:: Data entries ::
* * *
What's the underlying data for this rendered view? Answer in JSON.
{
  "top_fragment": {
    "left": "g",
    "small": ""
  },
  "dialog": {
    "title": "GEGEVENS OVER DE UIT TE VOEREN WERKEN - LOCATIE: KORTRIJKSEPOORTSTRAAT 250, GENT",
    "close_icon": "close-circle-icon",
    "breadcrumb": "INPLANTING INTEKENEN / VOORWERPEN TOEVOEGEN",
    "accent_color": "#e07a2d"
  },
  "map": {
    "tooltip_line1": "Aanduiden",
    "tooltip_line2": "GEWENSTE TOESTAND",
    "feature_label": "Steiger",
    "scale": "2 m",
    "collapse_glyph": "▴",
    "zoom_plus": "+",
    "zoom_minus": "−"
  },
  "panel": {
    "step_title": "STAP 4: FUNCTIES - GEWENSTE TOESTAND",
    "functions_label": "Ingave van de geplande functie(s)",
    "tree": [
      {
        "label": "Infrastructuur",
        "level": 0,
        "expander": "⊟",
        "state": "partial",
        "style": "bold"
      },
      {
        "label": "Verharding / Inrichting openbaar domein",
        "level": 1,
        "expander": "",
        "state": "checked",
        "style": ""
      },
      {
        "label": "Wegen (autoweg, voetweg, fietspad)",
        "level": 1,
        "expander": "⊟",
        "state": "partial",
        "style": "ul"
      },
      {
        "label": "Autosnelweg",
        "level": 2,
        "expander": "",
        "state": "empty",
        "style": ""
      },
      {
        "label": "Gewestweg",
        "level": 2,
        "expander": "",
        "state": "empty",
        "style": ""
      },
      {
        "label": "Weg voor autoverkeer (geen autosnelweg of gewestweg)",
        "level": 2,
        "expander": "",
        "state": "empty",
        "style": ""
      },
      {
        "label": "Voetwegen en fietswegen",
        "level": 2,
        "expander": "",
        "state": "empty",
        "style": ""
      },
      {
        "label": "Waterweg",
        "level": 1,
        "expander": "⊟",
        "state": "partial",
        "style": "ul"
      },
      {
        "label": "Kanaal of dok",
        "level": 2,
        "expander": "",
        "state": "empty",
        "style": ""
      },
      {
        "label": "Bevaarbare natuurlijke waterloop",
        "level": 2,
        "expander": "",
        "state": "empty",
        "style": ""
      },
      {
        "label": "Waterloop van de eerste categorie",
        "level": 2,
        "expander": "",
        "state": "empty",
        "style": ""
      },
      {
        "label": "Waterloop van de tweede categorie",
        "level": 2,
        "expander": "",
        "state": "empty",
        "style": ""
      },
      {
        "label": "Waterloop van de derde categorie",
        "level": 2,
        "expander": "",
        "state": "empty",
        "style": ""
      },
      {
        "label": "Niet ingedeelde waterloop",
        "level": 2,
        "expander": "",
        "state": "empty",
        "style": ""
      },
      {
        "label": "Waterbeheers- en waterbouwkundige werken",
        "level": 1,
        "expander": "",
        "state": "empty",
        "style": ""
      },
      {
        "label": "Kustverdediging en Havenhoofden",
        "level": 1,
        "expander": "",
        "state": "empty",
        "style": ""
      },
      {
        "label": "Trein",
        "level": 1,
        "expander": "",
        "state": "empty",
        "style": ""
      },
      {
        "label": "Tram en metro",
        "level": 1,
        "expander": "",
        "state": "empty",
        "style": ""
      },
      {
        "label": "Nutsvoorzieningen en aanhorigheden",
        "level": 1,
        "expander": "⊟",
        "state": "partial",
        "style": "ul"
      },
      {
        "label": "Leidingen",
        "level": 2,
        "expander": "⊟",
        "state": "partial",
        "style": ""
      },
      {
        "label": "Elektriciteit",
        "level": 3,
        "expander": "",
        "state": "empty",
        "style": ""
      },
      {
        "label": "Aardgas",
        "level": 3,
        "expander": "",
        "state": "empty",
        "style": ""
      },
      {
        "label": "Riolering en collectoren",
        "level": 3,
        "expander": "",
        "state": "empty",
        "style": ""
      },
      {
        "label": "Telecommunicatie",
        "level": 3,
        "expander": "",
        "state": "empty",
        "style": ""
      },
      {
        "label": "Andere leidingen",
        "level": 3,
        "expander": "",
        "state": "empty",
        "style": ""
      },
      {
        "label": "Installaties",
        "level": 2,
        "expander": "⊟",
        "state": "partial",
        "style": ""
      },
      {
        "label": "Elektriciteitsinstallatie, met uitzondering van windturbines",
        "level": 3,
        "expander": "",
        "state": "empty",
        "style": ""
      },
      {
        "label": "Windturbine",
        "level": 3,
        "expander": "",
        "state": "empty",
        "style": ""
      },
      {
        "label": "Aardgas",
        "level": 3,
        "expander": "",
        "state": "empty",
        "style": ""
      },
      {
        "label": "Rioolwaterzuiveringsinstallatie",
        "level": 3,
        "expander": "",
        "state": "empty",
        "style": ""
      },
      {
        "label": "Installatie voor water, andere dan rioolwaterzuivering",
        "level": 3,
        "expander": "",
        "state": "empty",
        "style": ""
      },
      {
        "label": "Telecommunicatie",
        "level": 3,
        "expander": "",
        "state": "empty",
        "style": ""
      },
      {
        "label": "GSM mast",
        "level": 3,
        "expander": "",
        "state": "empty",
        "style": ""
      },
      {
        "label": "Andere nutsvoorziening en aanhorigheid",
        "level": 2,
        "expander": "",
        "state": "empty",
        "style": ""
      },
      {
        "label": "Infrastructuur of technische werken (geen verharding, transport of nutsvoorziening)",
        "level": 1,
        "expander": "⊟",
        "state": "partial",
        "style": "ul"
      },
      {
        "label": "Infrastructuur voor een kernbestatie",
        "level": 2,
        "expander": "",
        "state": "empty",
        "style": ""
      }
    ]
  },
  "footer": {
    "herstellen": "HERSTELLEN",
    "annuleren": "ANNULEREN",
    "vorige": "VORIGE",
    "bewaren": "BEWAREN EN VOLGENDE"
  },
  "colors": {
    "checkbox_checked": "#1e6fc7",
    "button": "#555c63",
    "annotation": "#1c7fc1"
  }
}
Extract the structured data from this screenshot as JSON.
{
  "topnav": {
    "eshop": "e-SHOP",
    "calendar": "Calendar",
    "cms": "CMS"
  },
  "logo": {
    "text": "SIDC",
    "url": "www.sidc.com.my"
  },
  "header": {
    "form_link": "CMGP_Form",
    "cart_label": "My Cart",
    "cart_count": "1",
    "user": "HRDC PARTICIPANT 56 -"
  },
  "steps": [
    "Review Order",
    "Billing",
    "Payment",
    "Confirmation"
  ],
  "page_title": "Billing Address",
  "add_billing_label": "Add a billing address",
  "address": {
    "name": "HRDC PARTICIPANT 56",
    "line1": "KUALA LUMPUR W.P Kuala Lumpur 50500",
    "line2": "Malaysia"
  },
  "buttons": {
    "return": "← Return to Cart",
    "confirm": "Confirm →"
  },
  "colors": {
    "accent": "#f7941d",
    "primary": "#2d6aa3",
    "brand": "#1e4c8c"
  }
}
* * *
:: Work instructions ::
Determine how many lines of the data contain the word "Infrastructuur", and reply with that number only.

:: Response to this task ::
3